— Requirements —
Condense the paragraph of the text on coding injury narratives that begins "In many real-world applications" into a short bulleted list that keeps its main facts.

— Text block —
>> START

A basic principal of probability theory indicates if two independent predictions (fuzzy and naive) are the same, you should be more confident that the prediction is correct. This can be seen in this example narrative: ‘STRK BY NAIL HIT IN THE EYE WITH NAIL FROM NAIL GUN, LOSS OF SIGHT IN LEFT EYE’. For this narrative the fuzzy Bayesian algorithm multiple word model maximises the ‘struck by’ category given the sequence words ‘in-eye’ (P(Ei|n)=0.79). The naive Bayesian algorithm also found the highest strength category to be ‘struck by’ using all the words in the narrative (P(Ei|n)=0.99). In this example, all of the words in the narrative, along with the maximum evidence words in the narrative, support the same classification, the ‘struck by’ category. (Note: P(Ei|n) is the probability of event category Ei given the set of n words in the narrative).

On the other hand, when the fuzzy and naive algorithms disagreed, there was ambiguity in the narrative. An example follows:

‘LIFTING A PIECE OF DECK TO THROW AWAY, SLIPPED ON ICE & TWISTED BACK’

For this narrative the sequence ‘lifting-piece’ classified the narrative into the ‘overexertion’ category using the fuzzy algorithm (P(Ei|n)=0.75). The naive algorithm, which uses all the words in the narrative, classified the narrative into the ‘bodily reaction’ category (P(Ei|n)=0.69). There were several words that were strong predictors of the bodily reaction category ‘slipped on ice’ and ‘twisted back’, while the multiple word model maximised the ‘overexertion’ category given the words ‘lifting-piece’.

Analysis of the 1072 (36%) cases in which the fuzzy and naive algorithms disagreed (table 2) showed, with a few exceptions, that the PPV was low for both algorithms for nearly every category, as was the overall sensitivity (fuzzy 0.29, naive 0.40, table 2). A quick comparison with table 1 reveals that the overall performance for the agree cases is dramatically better. This is illustrated for the ‘struck by’ category using a Venn diagram (figure 2). It can be seen there that few cases were predicted correctly when naive and fuzzy disagreed.

Table 2

Evaluation of computer-assigned codes in which naive and fuzzy algorithms disagree on classification (n=1072)

Figure 2

Comparison of gold standard records versus those coded by the computer algorithm (fuzzy and naive algorithms) for the ‘struck by’ category (Bureau of Labor Statistic event code group 02). This comparison is shown separately for the subset of cases in which fuzzy and naive agreed on the classification and in which fuzzy and naive disagreed on the classification.

Semi-computerised coding strategies

In many real-world applications, for research, legal, administrative or other reasons, it is necessary to code all the cases. If we include the effects of manual review of the filtered (most weakly predicted) subset of cases, we obtain a combined (or team) level of performance. The overall combined performance when cases are strategically filtered for manual review is shown in table 3 for two semicomputerised coding strategies. Using the first strategy, in which 1928 cases in the agree dataset are classified by the computer and the remaining 1072 cases in which the naive and fuzzy classifications disagree are manually reviewed results in high overall sensitivity (0.90), and PPV above 0.85 for most categories. This combined performance is quite good, and requires only 36% of the cases to be manually coded.

Table 3

Performance of two semicomputerised coding strategies

Using the second strategy, in which another 428 narratives are filtered from the agree dataset when naive prediction strength is less than 0.89 and added to the disagree cases, increases the proportion of manually coded cases to 50% and further improves the results. This strategy results in an observed sensitivity above 0.95 for the overall dataset (table 3), and PPV above 0.92 for nearly all categories (table 3).

>> END

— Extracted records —
>> START

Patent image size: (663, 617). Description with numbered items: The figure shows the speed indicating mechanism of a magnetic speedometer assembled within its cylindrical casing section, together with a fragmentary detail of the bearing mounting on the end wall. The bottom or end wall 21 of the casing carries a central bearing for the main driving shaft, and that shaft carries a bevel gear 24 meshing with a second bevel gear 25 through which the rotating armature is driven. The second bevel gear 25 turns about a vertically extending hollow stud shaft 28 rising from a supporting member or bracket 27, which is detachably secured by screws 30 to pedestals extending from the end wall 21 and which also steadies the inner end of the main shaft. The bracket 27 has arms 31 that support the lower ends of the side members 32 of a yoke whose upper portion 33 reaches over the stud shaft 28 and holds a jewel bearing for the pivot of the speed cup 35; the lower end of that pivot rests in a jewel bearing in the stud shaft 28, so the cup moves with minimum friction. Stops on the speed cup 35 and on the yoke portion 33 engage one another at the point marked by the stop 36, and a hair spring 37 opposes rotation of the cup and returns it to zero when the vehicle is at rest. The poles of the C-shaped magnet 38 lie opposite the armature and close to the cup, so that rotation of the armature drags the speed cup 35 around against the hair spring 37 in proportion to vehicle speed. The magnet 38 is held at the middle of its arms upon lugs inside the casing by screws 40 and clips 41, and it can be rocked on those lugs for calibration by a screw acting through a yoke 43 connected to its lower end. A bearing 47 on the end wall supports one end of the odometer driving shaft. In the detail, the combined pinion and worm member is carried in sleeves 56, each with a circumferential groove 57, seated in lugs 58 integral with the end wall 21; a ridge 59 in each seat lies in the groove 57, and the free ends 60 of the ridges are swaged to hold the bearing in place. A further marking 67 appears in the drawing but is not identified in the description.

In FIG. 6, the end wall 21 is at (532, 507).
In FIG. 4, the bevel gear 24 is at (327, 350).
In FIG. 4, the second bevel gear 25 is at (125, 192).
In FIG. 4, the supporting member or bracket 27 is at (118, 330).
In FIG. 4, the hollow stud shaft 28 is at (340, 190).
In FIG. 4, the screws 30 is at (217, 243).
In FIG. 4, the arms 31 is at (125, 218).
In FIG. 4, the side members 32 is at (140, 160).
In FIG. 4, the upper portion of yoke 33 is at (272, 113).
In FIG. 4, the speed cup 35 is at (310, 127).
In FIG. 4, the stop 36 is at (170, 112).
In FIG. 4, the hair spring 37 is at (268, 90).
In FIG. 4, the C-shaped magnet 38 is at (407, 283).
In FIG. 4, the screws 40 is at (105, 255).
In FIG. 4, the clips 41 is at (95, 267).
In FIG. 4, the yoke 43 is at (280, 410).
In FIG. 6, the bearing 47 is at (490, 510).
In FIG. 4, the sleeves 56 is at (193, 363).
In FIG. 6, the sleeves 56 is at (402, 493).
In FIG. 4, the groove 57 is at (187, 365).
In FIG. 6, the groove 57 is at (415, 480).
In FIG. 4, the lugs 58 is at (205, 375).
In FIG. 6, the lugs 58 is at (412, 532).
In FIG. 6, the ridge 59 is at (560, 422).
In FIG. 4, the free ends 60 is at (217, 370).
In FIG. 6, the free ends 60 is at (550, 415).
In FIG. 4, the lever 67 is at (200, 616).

>> END

— Reply —
- In many real-world applications, every case must be coded for research, legal, administrative or other reasons.
- Adding manual review of the filtered, most weakly predicted subset of cases gives a combined (team) level of performance.
- Table 3 shows this combined performance for two semicomputerized coding strategies.
- In the first strategy, the computer classifies the 1928 cases in the agree dataset. The remaining 1072 cases, where the naive and fuzzy classifications disagree, are reviewed manually.
- This strategy yields high overall sensitivity (0.90) and PPV above 0.85 for most categories.
- Only 36% of the cases need manual coding.